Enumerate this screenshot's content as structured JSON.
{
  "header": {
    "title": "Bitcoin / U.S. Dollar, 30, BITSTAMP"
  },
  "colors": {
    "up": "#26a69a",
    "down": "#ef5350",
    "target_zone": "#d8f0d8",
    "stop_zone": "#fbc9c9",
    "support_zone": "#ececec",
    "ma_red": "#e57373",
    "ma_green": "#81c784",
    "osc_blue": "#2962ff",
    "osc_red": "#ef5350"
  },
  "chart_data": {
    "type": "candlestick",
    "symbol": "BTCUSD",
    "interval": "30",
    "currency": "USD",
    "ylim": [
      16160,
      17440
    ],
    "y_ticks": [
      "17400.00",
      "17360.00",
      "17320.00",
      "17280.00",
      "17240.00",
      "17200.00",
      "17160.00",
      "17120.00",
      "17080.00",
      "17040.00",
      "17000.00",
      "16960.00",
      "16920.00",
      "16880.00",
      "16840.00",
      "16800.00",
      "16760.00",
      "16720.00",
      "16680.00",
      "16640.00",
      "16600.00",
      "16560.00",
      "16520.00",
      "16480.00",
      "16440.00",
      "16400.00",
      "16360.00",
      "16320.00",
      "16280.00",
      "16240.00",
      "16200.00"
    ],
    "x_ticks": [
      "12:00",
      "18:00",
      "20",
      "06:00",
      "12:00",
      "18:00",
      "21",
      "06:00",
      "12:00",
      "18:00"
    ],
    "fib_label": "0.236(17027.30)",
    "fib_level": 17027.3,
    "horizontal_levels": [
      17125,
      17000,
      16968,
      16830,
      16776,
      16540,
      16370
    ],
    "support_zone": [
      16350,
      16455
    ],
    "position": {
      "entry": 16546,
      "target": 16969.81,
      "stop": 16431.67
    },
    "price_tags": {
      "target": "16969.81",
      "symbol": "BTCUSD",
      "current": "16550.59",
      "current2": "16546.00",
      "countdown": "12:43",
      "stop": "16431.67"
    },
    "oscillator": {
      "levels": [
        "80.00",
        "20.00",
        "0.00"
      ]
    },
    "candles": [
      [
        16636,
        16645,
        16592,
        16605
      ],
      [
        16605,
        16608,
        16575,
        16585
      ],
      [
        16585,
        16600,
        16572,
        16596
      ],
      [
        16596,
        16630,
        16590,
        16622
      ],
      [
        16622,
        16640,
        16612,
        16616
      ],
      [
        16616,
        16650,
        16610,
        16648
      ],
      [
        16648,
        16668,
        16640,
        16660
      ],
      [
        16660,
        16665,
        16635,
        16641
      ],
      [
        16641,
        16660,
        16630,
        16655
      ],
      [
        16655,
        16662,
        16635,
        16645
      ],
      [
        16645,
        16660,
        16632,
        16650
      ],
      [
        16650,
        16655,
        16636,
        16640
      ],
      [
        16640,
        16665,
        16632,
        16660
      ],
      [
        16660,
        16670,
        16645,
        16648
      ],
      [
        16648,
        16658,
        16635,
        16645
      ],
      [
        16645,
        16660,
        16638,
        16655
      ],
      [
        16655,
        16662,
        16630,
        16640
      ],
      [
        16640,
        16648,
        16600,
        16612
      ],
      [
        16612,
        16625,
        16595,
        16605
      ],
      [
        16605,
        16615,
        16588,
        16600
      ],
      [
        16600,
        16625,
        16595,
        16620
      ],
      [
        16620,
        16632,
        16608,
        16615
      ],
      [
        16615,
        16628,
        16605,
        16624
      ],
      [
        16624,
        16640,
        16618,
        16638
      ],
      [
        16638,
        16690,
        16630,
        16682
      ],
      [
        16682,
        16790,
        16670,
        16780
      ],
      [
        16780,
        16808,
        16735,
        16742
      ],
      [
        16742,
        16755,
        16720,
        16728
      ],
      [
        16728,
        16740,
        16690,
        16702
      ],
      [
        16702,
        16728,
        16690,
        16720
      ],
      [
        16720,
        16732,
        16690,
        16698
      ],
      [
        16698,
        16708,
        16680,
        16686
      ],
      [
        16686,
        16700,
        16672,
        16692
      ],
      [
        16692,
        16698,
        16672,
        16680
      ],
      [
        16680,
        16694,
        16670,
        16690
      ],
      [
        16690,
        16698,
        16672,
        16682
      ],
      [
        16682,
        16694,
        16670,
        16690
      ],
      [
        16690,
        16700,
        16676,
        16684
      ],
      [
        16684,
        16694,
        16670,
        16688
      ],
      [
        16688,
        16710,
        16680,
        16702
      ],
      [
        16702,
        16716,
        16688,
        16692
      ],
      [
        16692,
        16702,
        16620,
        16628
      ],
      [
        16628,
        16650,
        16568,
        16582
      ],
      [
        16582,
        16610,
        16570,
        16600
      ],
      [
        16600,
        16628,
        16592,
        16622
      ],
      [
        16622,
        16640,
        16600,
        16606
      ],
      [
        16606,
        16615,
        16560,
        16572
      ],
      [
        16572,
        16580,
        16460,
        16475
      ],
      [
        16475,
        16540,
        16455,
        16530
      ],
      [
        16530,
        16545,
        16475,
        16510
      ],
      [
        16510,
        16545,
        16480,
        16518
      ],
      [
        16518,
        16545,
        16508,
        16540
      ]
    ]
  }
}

□ □ □

Without leaving anything out, give the entries again exactly.

In response
Enumerate this screenshot's content as structured JSON.
{
  "header": {
    "title": "Bitcoin / U.S. Dollar, 30, BITSTAMP"
  },
  "colors": {
    "up": "#26a69a",
    "down": "#ef5350",
    "target_zone": "#d8f0d8",
    "stop_zone": "#fbc9c9",
    "support_zone": "#ececec",
    "ma_red": "#e57373",
    "ma_green": "#81c784",
    "osc_blue": "#2962ff",
    "osc_red": "#ef5350"
  },
  "chart_data": {
    "type": "candlestick",
    "symbol": "BTCUSD",
    "interval": "30",
    "currency": "USD",
    "ylim": [
      16160,
      17440
    ],
    "y_ticks": [
      "17400.00",
      "17360.00",
      "17320.00",
      "17280.00",
      "17240.00",
      "17200.00",
      "17160.00",
      "17120.00",
      "17080.00",
      "17040.00",
      "17000.00",
      "16960.00",
      "16920.00",
      "16880.00",
      "16840.00",
      "16800.00",
      "16760.00",
      "16720.00",
      "16680.00",
      "16640.00",
      "16600.00",
      "16560.00",
      "16520.00",
      "16480.00",
      "16440.00",
      "16400.00",
      "16360.00",
      "16320.00",
      "16280.00",
      "16240.00",
      "16200.00"
    ],
    "x_ticks": [
      "12:00",
      "18:00",
      "20",
      "06:00",
      "12:00",
      "18:00",
      "21",
      "06:00",
      "12:00",
      "18:00"
    ],
    "fib_label": "0.236(17027.30)",
    "fib_level": 17027.3,
    "horizontal_levels": [
      17125,
      17000,
      16968,
      16830,
      16776,
      16540,
      16370
    ],
    "support_zone": [
      16350,
      16455
    ],
    "position": {
      "entry": 16546,
      "target": 16969.81,
      "stop": 16431.67
    },
    "price_tags": {
      "target": "16969.81",
      "symbol": "BTCUSD",
      "current": "16550.59",
      "current2": "16546.00",
      "countdown": "12:43",
      "stop": "16431.67"
    },
    "oscillator": {
      "levels": [
        "80.00",
        "20.00",
        "0.00"
      ]
    },
    "candles": [
      [
        16636,
        16645,
        16592,
        16605
      ],
      [
        16605,
        16608,
        16575,
        16585
      ],
      [
        16585,
        16600,
        16572,
        16596
      ],
      [
        16596,
        16630,
        16590,
        16622
      ],
      [
        16622,
        16640,
        16612,
        16616
      ],
      [
        16616,
        16650,
        16610,
        16648
      ],
      [
        16648,
        16668,
        16640,
        16660
      ],
      [
        16660,
        16665,
        16635,
        16641
      ],
      [
        16641,
        16660,
        16630,
        16655
      ],
      [
        16655,
        16662,
        16635,
        16645
      ],
      [
        16645,
        16660,
        16632,
        16650
      ],
      [
        16650,
        16655,
        16636,
        16640
      ],
      [
        16640,
        16665,
        16632,
        16660
      ],
      [
        16660,
        16670,
        16645,
        16648
      ],
      [
        16648,
        16658,
        16635,
        16645
      ],
      [
        16645,
        16660,
        16638,
        16655
      ],
      [
        16655,
        16662,
        16630,
        16640
      ],
      [
        16640,
        16648,
        16600,
        16612
      ],
      [
        16612,
        16625,
        16595,
        16605
      ],
      [
        16605,
        16615,
        16588,
        16600
      ],
      [
        16600,
        16625,
        16595,
        16620
      ],
      [
        16620,
        16632,
        16608,
        16615
      ],
      [
        16615,
        16628,
        16605,
        16624
      ],
      [
        16624,
        16640,
        16618,
        16638
      ],
      [
        16638,
        16690,
        16630,
        16682
      ],
      [
        16682,
        16790,
        16670,
        16780
      ],
      [
        16780,
        16808,
        16735,
        16742
      ],
      [
        16742,
        16755,
        16720,
        16728
      ],
      [
        16728,
        16740,
        16690,
        16702
      ],
      [
        16702,
        16728,
        16690,
        16720
      ],
      [
        16720,
        16732,
        16690,
        16698
      ],
      [
        16698,
        16708,
        16680,
        16686
      ],
      [
        16686,
        16700,
        16672,
        16692
      ],
      [
        16692,
        16698,
        16672,
        16680
      ],
      [
        16680,
        16694,
        16670,
        16690
      ],
      [
        16690,
        16698,
        16672,
        16682
      ],
      [
        16682,
        16694,
        16670,
        16690
      ],
      [
        16690,
        16700,
        16676,
        16684
      ],
      [
        16684,
        16694,
        16670,
        16688
      ],
      [
        16688,
        16710,
        16680,
        16702
      ],
      [
        16702,
        16716,
        16688,
        16692
      ],
      [
        16692,
        16702,
        16620,
        16628
      ],
      [
        16628,
        16650,
        16568,
        16582
      ],
      [
        16582,
        16610,
        16570,
        16600
      ],
      [
        16600,
        16628,
        16592,
        16622
      ],
      [
        16622,
        16640,
        16600,
        16606
      ],
      [
        16606,
        16615,
        16560,
        16572
      ],
      [
        16572,
        16580,
        16460,
        16475
      ],
      [
        16475,
        16540,
        16455,
        16530
      ],
      [
        16530,
        16545,
        16475,
        16510
      ],
      [
        16510,
        16545,
        16480,
        16518
      ],
      [
        16518,
        16545,
        16508,
        16540
      ]
    ]
  }
}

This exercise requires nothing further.